Aim of the exercise = Only the number is needed: how many lines of the records include "color"?

Dataset records =
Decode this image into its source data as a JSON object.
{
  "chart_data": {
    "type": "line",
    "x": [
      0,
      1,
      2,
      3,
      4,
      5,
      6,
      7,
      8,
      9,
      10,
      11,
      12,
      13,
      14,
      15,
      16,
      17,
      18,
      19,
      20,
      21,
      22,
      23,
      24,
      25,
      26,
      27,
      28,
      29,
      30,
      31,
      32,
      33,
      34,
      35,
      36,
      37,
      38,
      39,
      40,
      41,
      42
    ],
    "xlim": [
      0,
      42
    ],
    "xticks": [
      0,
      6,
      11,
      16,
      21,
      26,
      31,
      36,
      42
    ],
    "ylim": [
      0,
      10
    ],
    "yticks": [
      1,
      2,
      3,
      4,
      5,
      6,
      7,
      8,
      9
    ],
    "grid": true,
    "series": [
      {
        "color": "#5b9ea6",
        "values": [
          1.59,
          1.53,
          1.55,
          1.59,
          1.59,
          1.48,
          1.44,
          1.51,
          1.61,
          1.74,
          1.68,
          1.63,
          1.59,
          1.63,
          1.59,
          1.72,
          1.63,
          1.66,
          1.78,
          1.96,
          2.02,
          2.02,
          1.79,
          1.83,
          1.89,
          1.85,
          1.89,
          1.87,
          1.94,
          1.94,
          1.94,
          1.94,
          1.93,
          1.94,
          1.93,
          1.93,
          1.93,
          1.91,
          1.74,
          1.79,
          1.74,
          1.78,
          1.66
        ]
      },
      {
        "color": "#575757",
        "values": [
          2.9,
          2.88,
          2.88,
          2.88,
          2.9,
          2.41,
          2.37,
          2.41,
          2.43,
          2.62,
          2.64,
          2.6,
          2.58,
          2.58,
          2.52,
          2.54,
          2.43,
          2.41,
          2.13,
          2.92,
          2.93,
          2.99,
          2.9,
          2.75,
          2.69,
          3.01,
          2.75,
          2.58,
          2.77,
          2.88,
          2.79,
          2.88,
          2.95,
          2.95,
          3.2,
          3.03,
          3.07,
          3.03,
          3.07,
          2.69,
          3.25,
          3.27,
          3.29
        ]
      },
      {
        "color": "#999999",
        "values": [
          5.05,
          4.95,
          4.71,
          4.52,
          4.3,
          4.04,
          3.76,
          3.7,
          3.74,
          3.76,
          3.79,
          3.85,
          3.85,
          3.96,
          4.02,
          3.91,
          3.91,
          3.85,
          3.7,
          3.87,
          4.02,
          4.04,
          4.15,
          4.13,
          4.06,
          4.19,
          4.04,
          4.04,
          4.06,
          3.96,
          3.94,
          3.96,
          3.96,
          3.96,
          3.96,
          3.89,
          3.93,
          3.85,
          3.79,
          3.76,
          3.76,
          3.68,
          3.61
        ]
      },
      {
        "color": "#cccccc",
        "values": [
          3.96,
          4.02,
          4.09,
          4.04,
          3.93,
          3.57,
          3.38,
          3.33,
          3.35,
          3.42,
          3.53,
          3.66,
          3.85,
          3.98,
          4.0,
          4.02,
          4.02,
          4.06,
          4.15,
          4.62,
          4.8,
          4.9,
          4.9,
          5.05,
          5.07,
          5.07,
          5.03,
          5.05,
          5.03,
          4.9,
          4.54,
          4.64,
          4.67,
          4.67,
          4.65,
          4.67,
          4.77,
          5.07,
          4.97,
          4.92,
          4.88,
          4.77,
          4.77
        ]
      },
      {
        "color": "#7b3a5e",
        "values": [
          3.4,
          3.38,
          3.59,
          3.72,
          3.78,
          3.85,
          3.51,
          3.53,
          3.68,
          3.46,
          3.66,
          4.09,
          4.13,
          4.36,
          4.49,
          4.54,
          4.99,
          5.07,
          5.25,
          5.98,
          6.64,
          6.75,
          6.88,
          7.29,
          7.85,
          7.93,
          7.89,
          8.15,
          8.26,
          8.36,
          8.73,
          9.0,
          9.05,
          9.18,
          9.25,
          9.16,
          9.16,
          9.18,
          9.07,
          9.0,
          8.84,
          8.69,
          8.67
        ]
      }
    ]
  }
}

Output for this task = 5